Given task: Count every line that has "background" in it and give the total, nothing more.
>> start Dataset rows
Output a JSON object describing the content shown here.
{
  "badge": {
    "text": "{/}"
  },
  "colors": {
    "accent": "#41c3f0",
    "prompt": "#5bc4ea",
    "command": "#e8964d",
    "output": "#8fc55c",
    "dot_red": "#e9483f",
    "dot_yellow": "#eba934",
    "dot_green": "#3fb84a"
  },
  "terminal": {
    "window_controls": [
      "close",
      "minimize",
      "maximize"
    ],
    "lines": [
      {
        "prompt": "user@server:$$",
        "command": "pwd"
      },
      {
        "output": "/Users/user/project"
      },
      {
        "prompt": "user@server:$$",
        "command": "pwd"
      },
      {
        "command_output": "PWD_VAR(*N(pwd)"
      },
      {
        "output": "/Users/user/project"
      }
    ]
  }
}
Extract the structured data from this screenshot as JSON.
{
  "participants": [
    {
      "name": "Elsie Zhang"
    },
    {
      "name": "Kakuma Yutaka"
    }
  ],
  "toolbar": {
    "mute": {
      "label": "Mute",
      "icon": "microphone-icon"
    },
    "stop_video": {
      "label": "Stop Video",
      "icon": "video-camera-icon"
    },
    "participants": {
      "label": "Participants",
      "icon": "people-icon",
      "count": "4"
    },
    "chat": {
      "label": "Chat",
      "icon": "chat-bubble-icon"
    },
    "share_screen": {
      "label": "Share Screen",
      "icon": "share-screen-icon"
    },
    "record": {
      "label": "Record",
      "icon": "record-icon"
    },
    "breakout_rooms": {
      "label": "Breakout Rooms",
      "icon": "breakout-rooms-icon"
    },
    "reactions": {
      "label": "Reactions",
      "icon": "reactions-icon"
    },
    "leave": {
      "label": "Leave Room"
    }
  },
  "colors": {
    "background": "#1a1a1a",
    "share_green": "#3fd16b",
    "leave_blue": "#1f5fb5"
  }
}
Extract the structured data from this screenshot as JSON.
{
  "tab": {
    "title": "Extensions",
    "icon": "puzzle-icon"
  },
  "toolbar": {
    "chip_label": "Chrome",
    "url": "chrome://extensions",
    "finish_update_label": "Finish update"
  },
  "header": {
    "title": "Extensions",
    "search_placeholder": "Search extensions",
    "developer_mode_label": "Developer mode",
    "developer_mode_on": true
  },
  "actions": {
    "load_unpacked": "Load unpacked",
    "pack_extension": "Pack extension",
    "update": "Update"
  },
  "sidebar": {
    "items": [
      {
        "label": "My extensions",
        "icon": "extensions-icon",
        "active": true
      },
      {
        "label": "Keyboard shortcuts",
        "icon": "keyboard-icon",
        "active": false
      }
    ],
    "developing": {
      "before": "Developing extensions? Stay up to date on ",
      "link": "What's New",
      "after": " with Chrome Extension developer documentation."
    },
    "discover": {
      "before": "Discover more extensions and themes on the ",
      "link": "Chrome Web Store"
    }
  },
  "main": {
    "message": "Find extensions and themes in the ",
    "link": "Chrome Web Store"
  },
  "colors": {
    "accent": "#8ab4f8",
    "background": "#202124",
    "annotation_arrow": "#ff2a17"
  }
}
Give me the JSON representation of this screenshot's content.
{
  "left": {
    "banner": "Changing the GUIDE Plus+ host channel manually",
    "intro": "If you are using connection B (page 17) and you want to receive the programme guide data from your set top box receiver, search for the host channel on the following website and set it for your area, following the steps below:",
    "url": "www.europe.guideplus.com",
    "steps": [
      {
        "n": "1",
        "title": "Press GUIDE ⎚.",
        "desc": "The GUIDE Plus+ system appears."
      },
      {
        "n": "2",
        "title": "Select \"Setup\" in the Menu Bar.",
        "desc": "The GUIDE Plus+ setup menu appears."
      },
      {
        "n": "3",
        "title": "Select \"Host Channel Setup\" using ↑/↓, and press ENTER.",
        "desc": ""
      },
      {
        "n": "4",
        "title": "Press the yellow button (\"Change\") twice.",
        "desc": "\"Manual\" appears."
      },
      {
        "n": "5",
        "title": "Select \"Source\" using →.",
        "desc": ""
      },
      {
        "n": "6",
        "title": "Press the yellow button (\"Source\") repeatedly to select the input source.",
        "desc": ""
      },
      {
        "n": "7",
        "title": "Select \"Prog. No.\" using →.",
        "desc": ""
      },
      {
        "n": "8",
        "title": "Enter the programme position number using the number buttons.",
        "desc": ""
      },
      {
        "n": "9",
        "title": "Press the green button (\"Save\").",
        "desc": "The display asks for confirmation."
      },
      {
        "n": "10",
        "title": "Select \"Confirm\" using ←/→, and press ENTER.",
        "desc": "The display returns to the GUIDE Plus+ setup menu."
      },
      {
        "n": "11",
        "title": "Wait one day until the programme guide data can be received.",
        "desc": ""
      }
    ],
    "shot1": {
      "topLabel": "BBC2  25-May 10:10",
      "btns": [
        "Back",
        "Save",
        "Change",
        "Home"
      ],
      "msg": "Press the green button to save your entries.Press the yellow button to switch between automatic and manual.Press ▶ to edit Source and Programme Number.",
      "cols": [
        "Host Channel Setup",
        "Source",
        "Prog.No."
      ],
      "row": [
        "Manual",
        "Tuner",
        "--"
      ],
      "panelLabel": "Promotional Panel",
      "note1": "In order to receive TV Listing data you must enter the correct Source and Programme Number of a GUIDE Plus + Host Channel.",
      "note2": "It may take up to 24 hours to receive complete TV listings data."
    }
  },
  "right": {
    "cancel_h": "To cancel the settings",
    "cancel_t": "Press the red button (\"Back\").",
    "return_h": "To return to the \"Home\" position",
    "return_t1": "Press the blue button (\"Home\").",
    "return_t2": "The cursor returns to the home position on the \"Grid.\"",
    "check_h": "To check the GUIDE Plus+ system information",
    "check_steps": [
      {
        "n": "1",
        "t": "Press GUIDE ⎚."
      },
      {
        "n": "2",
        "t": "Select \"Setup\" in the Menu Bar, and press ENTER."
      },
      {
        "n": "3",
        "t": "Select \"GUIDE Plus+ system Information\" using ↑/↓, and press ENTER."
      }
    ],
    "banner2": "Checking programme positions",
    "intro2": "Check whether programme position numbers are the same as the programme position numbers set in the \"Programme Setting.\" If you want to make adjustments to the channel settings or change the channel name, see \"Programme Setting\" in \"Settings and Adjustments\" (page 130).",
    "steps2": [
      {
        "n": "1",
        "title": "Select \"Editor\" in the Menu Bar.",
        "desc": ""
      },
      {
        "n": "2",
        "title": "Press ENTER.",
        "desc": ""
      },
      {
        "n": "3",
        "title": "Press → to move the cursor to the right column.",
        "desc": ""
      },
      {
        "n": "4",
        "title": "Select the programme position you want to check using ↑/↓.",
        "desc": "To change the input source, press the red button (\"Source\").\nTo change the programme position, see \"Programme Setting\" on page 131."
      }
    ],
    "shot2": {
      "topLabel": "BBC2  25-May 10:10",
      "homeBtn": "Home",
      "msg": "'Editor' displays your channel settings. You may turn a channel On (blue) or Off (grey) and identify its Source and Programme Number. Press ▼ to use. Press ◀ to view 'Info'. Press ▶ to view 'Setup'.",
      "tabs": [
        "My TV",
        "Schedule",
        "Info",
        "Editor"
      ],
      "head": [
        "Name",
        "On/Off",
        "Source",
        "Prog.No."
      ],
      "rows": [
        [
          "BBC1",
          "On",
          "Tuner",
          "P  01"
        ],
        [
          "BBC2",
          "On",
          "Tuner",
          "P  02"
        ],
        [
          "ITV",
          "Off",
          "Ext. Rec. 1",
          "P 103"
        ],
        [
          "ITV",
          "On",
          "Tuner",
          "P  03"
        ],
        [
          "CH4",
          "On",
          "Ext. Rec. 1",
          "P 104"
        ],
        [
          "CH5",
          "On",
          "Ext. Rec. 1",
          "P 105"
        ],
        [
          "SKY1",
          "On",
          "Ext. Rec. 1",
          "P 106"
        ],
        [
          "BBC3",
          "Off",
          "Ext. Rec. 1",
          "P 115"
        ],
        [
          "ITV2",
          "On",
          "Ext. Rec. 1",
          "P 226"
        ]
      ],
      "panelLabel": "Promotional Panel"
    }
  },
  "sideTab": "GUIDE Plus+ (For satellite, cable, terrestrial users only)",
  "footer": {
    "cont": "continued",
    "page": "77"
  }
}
>> end Dataset rows
The output: 2